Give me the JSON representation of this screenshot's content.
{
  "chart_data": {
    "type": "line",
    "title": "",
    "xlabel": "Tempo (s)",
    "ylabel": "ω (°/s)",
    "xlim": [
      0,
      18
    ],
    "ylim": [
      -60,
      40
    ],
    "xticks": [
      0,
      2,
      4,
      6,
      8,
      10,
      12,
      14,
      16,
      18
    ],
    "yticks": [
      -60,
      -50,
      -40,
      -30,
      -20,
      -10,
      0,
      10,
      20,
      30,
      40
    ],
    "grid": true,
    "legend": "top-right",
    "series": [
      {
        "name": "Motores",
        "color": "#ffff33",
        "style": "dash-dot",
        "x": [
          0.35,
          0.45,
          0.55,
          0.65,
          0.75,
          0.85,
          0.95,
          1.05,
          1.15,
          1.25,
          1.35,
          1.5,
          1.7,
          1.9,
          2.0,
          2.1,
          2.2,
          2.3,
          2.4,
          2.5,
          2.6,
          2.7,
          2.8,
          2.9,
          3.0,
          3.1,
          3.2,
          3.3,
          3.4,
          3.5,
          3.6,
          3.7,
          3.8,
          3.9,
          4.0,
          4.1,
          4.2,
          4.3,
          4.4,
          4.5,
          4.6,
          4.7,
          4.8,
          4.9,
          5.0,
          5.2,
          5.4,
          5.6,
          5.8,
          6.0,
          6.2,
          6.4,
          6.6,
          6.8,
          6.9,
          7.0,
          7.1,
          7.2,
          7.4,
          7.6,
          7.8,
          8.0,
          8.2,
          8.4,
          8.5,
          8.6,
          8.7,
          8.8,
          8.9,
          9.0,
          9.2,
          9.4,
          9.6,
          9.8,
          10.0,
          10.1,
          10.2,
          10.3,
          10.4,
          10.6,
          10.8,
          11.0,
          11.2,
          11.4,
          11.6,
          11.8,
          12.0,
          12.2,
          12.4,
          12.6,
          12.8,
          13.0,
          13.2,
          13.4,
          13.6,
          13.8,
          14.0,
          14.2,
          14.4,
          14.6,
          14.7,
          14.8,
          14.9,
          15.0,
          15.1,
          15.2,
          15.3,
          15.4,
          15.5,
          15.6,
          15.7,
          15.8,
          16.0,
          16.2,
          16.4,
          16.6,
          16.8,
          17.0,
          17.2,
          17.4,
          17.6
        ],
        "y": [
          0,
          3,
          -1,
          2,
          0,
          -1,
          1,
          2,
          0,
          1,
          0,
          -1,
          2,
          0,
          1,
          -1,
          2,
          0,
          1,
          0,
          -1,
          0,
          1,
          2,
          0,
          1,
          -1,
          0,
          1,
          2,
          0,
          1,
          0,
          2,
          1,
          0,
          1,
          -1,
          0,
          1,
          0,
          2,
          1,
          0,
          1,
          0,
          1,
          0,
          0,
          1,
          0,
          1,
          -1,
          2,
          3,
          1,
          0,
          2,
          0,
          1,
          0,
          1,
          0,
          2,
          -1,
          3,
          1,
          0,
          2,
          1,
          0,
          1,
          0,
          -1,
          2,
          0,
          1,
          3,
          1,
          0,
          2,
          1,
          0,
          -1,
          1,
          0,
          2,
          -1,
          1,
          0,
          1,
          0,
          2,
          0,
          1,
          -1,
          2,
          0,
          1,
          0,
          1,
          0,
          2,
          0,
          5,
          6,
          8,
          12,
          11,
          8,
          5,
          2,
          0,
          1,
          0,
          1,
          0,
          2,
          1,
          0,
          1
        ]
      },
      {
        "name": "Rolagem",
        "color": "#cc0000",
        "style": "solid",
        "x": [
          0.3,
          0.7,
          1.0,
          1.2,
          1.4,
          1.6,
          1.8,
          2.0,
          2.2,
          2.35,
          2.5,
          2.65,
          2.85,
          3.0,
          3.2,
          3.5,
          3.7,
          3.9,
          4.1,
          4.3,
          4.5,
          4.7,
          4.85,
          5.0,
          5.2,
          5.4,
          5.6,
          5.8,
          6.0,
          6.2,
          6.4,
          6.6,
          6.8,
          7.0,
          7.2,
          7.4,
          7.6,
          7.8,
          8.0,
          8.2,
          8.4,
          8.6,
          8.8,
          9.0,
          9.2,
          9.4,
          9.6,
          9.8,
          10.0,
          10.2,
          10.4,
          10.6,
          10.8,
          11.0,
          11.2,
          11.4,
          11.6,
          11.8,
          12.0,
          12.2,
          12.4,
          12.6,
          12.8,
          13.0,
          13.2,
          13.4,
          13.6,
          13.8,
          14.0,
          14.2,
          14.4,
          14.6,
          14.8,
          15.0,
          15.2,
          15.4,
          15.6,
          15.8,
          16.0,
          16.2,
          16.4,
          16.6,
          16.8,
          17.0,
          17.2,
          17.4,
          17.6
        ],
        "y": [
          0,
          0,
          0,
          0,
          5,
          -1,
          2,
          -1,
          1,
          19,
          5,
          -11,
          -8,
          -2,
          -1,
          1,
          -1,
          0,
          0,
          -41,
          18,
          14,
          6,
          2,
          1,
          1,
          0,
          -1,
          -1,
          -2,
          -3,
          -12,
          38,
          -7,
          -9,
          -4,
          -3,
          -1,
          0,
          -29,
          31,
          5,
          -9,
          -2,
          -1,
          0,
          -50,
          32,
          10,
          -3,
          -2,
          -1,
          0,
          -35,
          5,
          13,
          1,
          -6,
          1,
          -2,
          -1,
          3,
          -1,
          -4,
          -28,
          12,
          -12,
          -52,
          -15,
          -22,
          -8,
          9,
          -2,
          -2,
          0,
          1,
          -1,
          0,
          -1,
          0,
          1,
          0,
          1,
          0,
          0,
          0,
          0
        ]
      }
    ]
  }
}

**********

◆ **GIVEN REQUEST**: Using the listing above, retype each line exactly.

◆ **EXERCISE ANSWER**:
Give me the JSON representation of this screenshot's content.
{
  "chart_data": {
    "type": "line",
    "title": "",
    "xlabel": "Tempo (s)",
    "ylabel": "ω (°/s)",
    "xlim": [
      0,
      18
    ],
    "ylim": [
      -60,
      40
    ],
    "xticks": [
      0,
      2,
      4,
      6,
      8,
      10,
      12,
      14,
      16,
      18
    ],
    "yticks": [
      -60,
      -50,
      -40,
      -30,
      -20,
      -10,
      0,
      10,
      20,
      30,
      40
    ],
    "grid": true,
    "legend": "top-right",
    "series": [
      {
        "name": "Motores",
        "color": "#ffff33",
        "style": "dash-dot",
        "x": [
          0.35,
          0.45,
          0.55,
          0.65,
          0.75,
          0.85,
          0.95,
          1.05,
          1.15,
          1.25,
          1.35,
          1.5,
          1.7,
          1.9,
          2.0,
          2.1,
          2.2,
          2.3,
          2.4,
          2.5,
          2.6,
          2.7,
          2.8,
          2.9,
          3.0,
          3.1,
          3.2,
          3.3,
          3.4,
          3.5,
          3.6,
          3.7,
          3.8,
          3.9,
          4.0,
          4.1,
          4.2,
          4.3,
          4.4,
          4.5,
          4.6,
          4.7,
          4.8,
          4.9,
          5.0,
          5.2,
          5.4,
          5.6,
          5.8,
          6.0,
          6.2,
          6.4,
          6.6,
          6.8,
          6.9,
          7.0,
          7.1,
          7.2,
          7.4,
          7.6,
          7.8,
          8.0,
          8.2,
          8.4,
          8.5,
          8.6,
          8.7,
          8.8,
          8.9,
          9.0,
          9.2,
          9.4,
          9.6,
          9.8,
          10.0,
          10.1,
          10.2,
          10.3,
          10.4,
          10.6,
          10.8,
          11.0,
          11.2,
          11.4,
          11.6,
          11.8,
          12.0,
          12.2,
          12.4,
          12.6,
          12.8,
          13.0,
          13.2,
          13.4,
          13.6,
          13.8,
          14.0,
          14.2,
          14.4,
          14.6,
          14.7,
          14.8,
          14.9,
          15.0,
          15.1,
          15.2,
          15.3,
          15.4,
          15.5,
          15.6,
          15.7,
          15.8,
          16.0,
          16.2,
          16.4,
          16.6,
          16.8,
          17.0,
          17.2,
          17.4,
          17.6
        ],
        "y": [
          0,
          3,
          -1,
          2,
          0,
          -1,
          1,
          2,
          0,
          1,
          0,
          -1,
          2,
          0,
          1,
          -1,
          2,
          0,
          1,
          0,
          -1,
          0,
          1,
          2,
          0,
          1,
          -1,
          0,
          1,
          2,
          0,
          1,
          0,
          2,
          1,
          0,
          1,
          -1,
          0,
          1,
          0,
          2,
          1,
          0,
          1,
          0,
          1,
          0,
          0,
          1,
          0,
          1,
          -1,
          2,
          3,
          1,
          0,
          2,
          0,
          1,
          0,
          1,
          0,
          2,
          -1,
          3,
          1,
          0,
          2,
          1,
          0,
          1,
          0,
          -1,
          2,
          0,
          1,
          3,
          1,
          0,
          2,
          1,
          0,
          -1,
          1,
          0,
          2,
          -1,
          1,
          0,
          1,
          0,
          2,
          0,
          1,
          -1,
          2,
          0,
          1,
          0,
          1,
          0,
          2,
          0,
          5,
          6,
          8,
          12,
          11,
          8,
          5,
          2,
          0,
          1,
          0,
          1,
          0,
          2,
          1,
          0,
          1
        ]
      },
      {
        "name": "Rolagem",
        "color": "#cc0000",
        "style": "solid",
        "x": [
          0.3,
          0.7,
          1.0,
          1.2,
          1.4,
          1.6,
          1.8,
          2.0,
          2.2,
          2.35,
          2.5,
          2.65,
          2.85,
          3.0,
          3.2,
          3.5,
          3.7,
          3.9,
          4.1,
          4.3,
          4.5,
          4.7,
          4.85,
          5.0,
          5.2,
          5.4,
          5.6,
          5.8,
          6.0,
          6.2,
          6.4,
          6.6,
          6.8,
          7.0,
          7.2,
          7.4,
          7.6,
          7.8,
          8.0,
          8.2,
          8.4,
          8.6,
          8.8,
          9.0,
          9.2,
          9.4,
          9.6,
          9.8,
          10.0,
          10.2,
          10.4,
          10.6,
          10.8,
          11.0,
          11.2,
          11.4,
          11.6,
          11.8,
          12.0,
          12.2,
          12.4,
          12.6,
          12.8,
          13.0,
          13.2,
          13.4,
          13.6,
          13.8,
          14.0,
          14.2,
          14.4,
          14.6,
          14.8,
          15.0,
          15.2,
          15.4,
          15.6,
          15.8,
          16.0,
          16.2,
          16.4,
          16.6,
          16.8,
          17.0,
          17.2,
          17.4,
          17.6
        ],
        "y": [
          0,
          0,
          0,
          0,
          5,
          -1,
          2,
          -1,
          1,
          19,
          5,
          -11,
          -8,
          -2,
          -1,
          1,
          -1,
          0,
          0,
          -41,
          18,
          14,
          6,
          2,
          1,
          1,
          0,
          -1,
          -1,
          -2,
          -3,
          -12,
          38,
          -7,
          -9,
          -4,
          -3,
          -1,
          0,
          -29,
          31,
          5,
          -9,
          -2,
          -1,
          0,
          -50,
          32,
          10,
          -3,
          -2,
          -1,
          0,
          -35,
          5,
          13,
          1,
          -6,
          1,
          -2,
          -1,
          3,
          -1,
          -4,
          -28,
          12,
          -12,
          -52,
          -15,
          -22,
          -8,
          9,
          -2,
          -2,
          0,
          1,
          -1,
          0,
          -1,
          0,
          1,
          0,
          1,
          0,
          0,
          0,
          0
        ]
      }
    ]
  }
}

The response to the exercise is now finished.